>> Start Selected passage
POME is a graph-based representation-learning method for heterogeneous datasets that incorporates missingness structures into its low-dimensional embeddings. It is applicable to any tabular datasets consisting of both numeric- and categorical-type features.
POME is implemented as a Python package and is easily installable from this repository by running
pip install -e .
POME expects input data to be given in the form of a pandas dataframe object, with rows representing variables/features and columns representing samples. Missing data needs to be encoded by a unique numerical value. Furthermore, POME expects one column storing datatypes of the respective variables. An example dataset could have the following structure, with value -99 encoding missing data:
| Sample1 | Sample2 | Sample3 | Type | |
|---|---|---|---|---|
| VariableA | 0 | 1 | -99 | cat |
| VariableB | 3.14 | -0.1 | 2.5 | numerical |
| VariableC | 0.3 | 1.2 | -99 | numerical |
| VariableD | 1 | 0 | 2 | cat |
POME's core functionality is integrated into its Embedder class, which handles input transformation, training and output generation. In order to provide the user with an optimal, dataset-specific choice of parameters, we implemented an automated architecture search, whose output can then be passed to the Embedder class. A typical such workflow looks as follows:
from pome import Embedder, run_architecture_search
import pandas as pd
if __name__ == "__main__":
# Load data and set parameters.
>> End Selected passage
▸ **Direction 1**
List every variable name that appears as a row in the example table of the POME documentation.
▸ **Direction 2**
Write the next part of the POME documentation, starting after its final line.
The material after the POME documentation is separate from it.
>> Start Collected material
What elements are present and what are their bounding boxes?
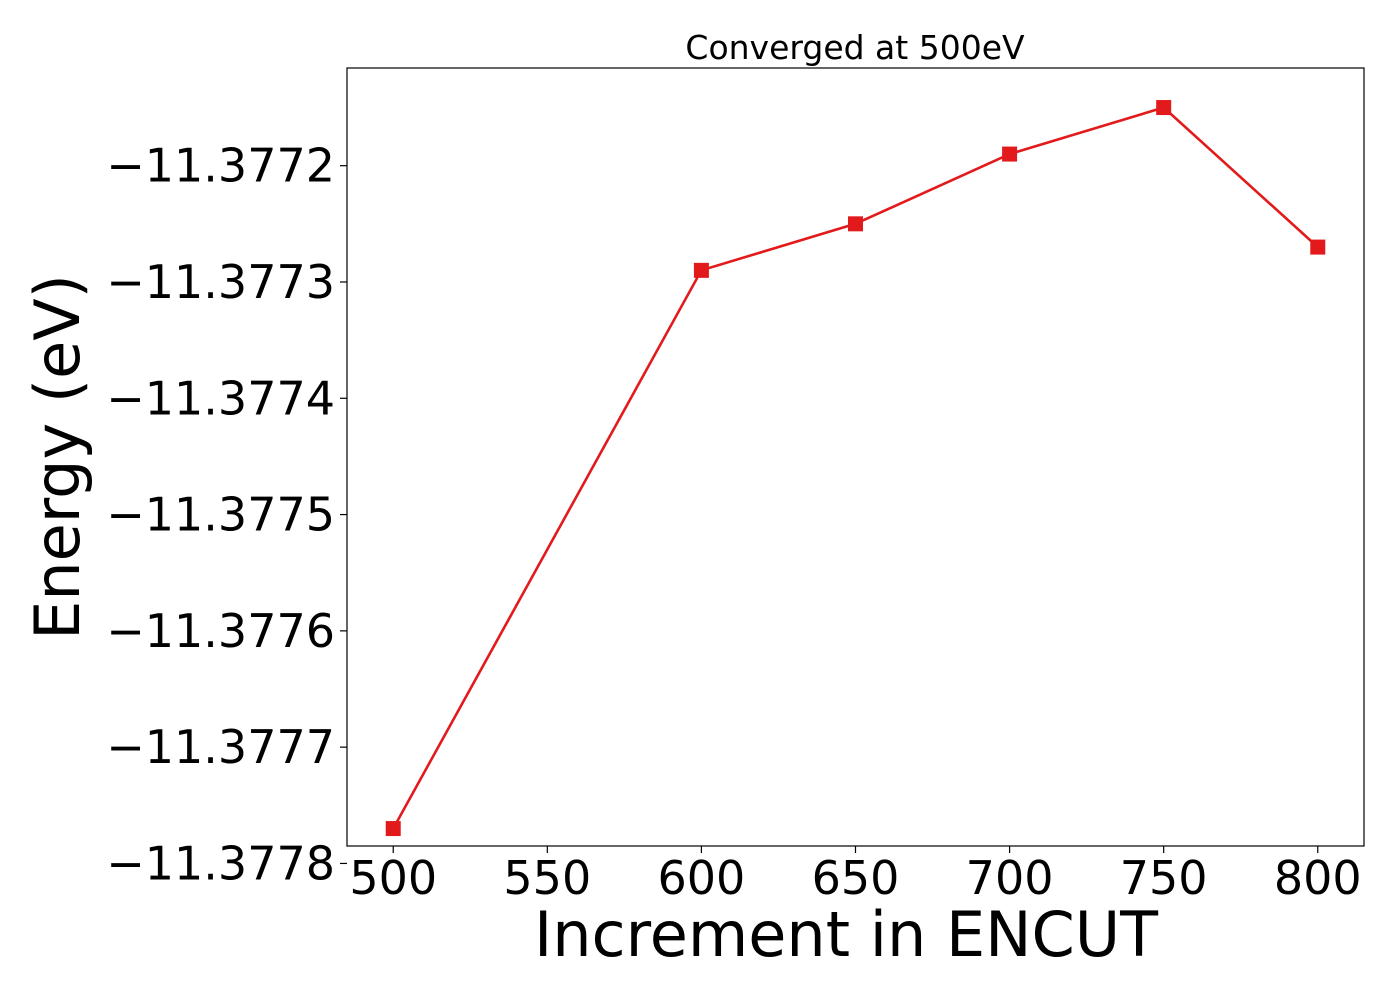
>> End Collected material
▸ **Result 1**
VariableA, VariableB, VariableC, VariableD

▸ **Result 2**
example_df = pd.read_csv("data/example.csv", index_col=0)
NA_ENCODING = -99.0
device = "cpu"
# Run archictecture search for optimal embedding dimension.
opt_params = run_architecture_search(example_df, non_informative_na=NA_ENCODING)
input_params = {'non_informative_na' : NA_ENCODING, "device" : device}
embedder_params = opt_params | input_params
# Run final embedding with optimal architecture and parameters.
embedder = Embedder(**embedder_params, epochs=1000)
embedder.fit(example_df)
# Output stores low-dimensional embeddings for samples, variables, and bins of discretized numeric variables.
sample_df, variable_df, bin_df, _ = embedder.get_embeddings()
print("Computed sample embeddings: ", sample_df)